Stated exercise: Extract each line from the entries below that has the string "Charge" in it.

Items:
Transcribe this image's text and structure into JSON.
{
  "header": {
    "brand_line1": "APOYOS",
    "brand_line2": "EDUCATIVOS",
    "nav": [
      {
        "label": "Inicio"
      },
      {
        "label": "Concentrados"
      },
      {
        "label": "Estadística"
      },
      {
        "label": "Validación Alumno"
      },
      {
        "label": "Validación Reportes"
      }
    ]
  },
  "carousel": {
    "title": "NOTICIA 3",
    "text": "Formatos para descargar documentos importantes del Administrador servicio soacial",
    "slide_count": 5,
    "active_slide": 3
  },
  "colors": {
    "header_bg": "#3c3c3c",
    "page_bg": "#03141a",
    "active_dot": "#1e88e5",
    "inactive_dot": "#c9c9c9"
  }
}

==

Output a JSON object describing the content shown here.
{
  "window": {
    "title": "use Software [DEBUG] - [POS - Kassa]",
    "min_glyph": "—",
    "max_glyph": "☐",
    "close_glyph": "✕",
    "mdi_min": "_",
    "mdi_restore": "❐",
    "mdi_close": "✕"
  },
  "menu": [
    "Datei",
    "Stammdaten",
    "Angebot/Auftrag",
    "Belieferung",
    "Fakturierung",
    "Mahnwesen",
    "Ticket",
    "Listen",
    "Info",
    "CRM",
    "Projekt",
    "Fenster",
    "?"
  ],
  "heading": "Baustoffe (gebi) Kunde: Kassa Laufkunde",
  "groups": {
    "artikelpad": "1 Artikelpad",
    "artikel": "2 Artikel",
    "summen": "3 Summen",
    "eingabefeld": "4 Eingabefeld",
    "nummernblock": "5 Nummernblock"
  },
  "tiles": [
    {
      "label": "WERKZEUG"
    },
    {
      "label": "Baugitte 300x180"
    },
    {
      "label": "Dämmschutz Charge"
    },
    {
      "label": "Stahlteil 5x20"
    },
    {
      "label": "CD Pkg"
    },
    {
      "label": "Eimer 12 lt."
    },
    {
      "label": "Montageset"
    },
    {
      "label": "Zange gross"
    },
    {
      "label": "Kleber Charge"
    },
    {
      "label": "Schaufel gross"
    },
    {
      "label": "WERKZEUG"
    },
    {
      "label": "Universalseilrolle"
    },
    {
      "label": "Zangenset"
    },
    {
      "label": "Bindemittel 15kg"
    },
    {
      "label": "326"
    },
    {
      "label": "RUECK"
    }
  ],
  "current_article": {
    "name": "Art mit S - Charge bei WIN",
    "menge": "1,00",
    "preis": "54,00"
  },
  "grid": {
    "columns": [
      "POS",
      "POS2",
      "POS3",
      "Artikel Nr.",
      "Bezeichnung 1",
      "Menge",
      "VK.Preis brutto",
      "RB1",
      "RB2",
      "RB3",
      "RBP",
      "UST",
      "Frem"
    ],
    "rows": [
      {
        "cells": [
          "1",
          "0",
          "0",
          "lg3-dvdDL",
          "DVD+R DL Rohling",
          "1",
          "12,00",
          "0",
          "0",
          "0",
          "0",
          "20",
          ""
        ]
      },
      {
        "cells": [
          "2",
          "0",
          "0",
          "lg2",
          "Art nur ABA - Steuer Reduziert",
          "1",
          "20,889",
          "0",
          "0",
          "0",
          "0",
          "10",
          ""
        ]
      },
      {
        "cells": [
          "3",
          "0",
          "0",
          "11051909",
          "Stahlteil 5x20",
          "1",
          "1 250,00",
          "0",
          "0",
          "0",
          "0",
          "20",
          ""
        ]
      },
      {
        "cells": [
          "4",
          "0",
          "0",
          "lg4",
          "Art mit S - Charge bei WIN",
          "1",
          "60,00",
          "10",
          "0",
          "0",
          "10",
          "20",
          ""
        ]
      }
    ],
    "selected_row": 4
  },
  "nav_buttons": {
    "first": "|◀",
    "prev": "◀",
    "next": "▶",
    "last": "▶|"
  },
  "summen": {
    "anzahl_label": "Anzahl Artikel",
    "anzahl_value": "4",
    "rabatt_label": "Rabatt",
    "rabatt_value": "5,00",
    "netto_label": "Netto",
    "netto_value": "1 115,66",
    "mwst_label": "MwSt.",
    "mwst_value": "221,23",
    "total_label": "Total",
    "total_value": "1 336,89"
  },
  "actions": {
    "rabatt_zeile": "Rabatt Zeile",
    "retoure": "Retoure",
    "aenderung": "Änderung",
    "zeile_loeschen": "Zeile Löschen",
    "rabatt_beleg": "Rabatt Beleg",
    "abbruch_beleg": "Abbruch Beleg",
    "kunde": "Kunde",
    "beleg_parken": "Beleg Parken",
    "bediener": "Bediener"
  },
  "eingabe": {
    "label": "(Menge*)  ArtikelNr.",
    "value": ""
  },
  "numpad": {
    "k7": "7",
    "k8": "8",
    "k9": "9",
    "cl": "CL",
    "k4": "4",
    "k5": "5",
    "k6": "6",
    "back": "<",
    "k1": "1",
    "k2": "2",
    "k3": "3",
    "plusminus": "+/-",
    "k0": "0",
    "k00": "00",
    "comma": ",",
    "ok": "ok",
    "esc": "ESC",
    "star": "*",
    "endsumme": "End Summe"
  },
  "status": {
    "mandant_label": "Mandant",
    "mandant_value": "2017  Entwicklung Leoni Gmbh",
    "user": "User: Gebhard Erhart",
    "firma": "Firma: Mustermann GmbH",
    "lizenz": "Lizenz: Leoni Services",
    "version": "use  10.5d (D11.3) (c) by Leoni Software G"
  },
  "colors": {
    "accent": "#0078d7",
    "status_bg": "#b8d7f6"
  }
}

Expected output:
      "label": "Dämmschutz Charge"
      "label": "Kleber Charge"
    "name": "Art mit S - Charge bei WIN",
          "Art mit S - Charge bei WIN",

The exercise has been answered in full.